== Exercise materials ==
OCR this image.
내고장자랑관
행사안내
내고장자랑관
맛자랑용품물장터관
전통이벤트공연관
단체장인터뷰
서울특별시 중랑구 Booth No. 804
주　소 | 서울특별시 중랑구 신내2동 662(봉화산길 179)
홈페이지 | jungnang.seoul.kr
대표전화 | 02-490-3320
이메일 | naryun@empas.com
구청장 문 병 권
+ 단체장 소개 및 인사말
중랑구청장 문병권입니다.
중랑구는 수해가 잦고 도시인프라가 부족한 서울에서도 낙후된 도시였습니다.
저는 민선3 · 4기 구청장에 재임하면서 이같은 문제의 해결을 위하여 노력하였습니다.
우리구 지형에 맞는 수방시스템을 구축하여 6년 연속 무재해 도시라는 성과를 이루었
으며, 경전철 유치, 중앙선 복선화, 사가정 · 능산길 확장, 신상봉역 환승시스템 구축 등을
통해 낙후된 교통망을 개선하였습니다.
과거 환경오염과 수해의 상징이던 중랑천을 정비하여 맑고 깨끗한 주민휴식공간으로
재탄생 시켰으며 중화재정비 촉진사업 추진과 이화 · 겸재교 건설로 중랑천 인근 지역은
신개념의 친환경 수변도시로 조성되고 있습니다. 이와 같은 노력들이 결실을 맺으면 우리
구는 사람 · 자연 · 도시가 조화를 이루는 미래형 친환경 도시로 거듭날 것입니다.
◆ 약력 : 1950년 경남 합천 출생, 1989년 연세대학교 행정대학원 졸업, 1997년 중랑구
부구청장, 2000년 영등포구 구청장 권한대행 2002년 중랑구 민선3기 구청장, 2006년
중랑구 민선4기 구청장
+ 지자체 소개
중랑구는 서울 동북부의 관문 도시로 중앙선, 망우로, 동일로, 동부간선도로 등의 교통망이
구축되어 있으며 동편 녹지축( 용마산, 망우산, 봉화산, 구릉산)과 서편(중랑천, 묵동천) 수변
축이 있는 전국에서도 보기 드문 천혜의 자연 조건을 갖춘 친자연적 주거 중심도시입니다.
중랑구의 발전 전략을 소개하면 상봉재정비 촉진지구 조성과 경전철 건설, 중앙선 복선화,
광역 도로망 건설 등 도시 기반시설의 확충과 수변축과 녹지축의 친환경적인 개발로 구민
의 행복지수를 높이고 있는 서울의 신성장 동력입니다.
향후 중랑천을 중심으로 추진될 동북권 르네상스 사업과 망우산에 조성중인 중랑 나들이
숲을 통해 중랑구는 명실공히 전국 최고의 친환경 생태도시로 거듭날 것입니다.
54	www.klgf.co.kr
===
> [Task requirements]
Search the material above for "서울특별시". Pull out each line where it shows up.

> [Output for this exercise]
서울특별시 중랑구 Booth No. 804
주　소 | 서울특별시 중랑구 신내2동 662(봉화산길 179)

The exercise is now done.